> Task data
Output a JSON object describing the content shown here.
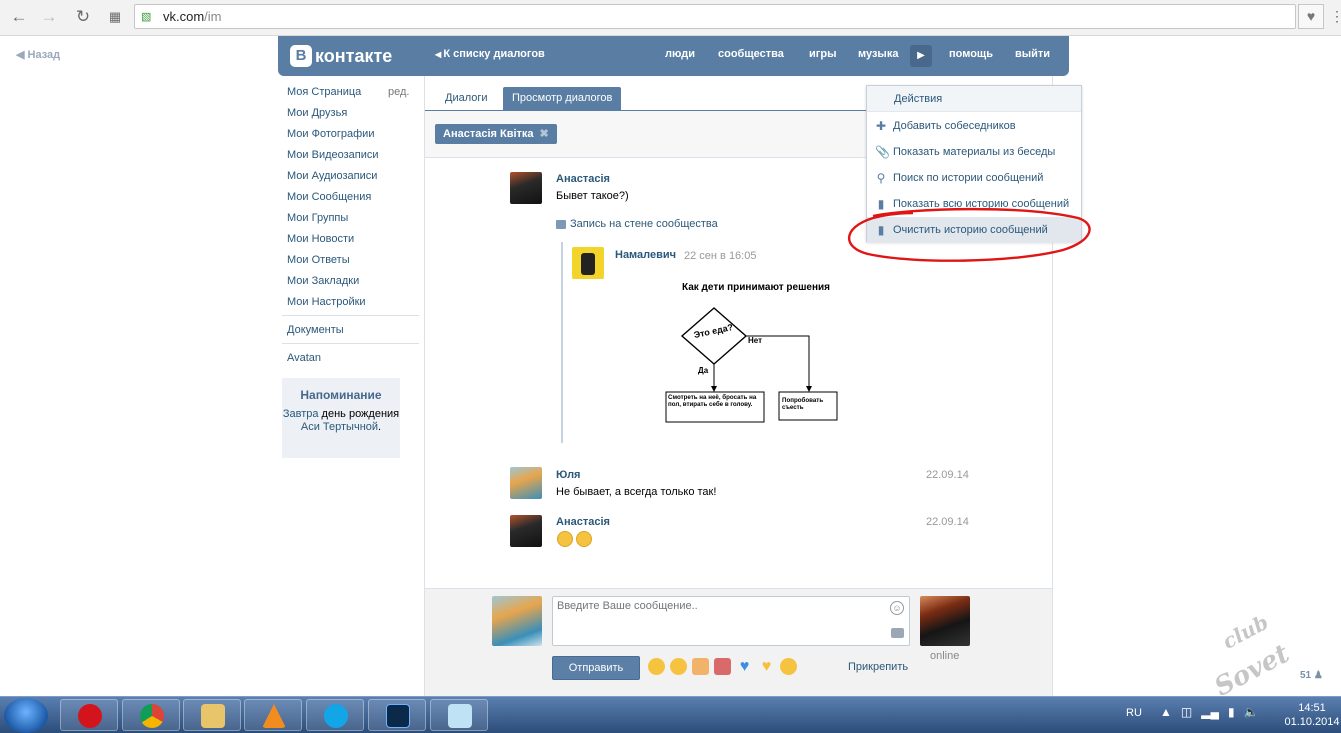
{
  "browser": {
    "url_domain": "vk.com",
    "url_path": "/im"
  },
  "back_label": "Назад",
  "header": {
    "logo_letter": "В",
    "logo_text": "контакте",
    "to_list": "К списку диалогов",
    "nav": [
      "люди",
      "сообщества",
      "игры",
      "музыка",
      "помощь",
      "выйти"
    ]
  },
  "left_menu": {
    "items": [
      "Моя Страница",
      "Мои Друзья",
      "Мои Фотографии",
      "Мои Видеозаписи",
      "Мои Аудиозаписи",
      "Мои Сообщения",
      "Мои Группы",
      "Мои Новости",
      "Мои Ответы",
      "Мои Закладки",
      "Мои Настройки"
    ],
    "edit": "ред.",
    "docs": "Документы",
    "avatan": "Avatan",
    "reminder": {
      "title": "Напоминание",
      "w1": "Завтра",
      "w2": "день рождения",
      "w3": "Аси Тертычной",
      "dot": "."
    }
  },
  "tabs": [
    "Диалоги",
    "Просмотр диалогов"
  ],
  "peer_chip": "Анастасія Квітка",
  "messages": {
    "m1": {
      "name": "Анастасія",
      "text": "Бывет такое?)"
    },
    "wall_link": "Запись на стене сообщества",
    "wall": {
      "name": "Намалевич",
      "date": "22 сен в 16:05"
    },
    "flowchart": {
      "title": "Как дети принимают решения",
      "question": "Это еда?",
      "no": "Нет",
      "yes": "Да",
      "box_yes": "Смотреть на неё, бросать на пол, втирать себе в голову.",
      "box_no": "Попробовать съесть"
    },
    "m2": {
      "name": "Юля",
      "date": "22.09.14",
      "text": "Не бывает, а всегда только так!"
    },
    "m3": {
      "name": "Анастасія",
      "date": "22.09.14"
    }
  },
  "dropdown": {
    "header": "Действия",
    "items": [
      "Добавить собеседников",
      "Показать материалы из беседы",
      "Поиск по истории сообщений",
      "Показать всю историю сообщений",
      "Очистить историю сообщений"
    ]
  },
  "composer": {
    "placeholder": "Введите Ваше сообщение..",
    "send": "Отправить",
    "attach": "Прикрепить",
    "online": "online"
  },
  "watermark": {
    "l1": "club",
    "l2": "Sovet"
  },
  "counter": "51",
  "taskbar": {
    "lang": "RU",
    "time": "14:51",
    "date": "01.10.2014"
  }
}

> What the task requires
In the records above, how many lines include "диалогов"? Give that number and nothing more.

> Output
2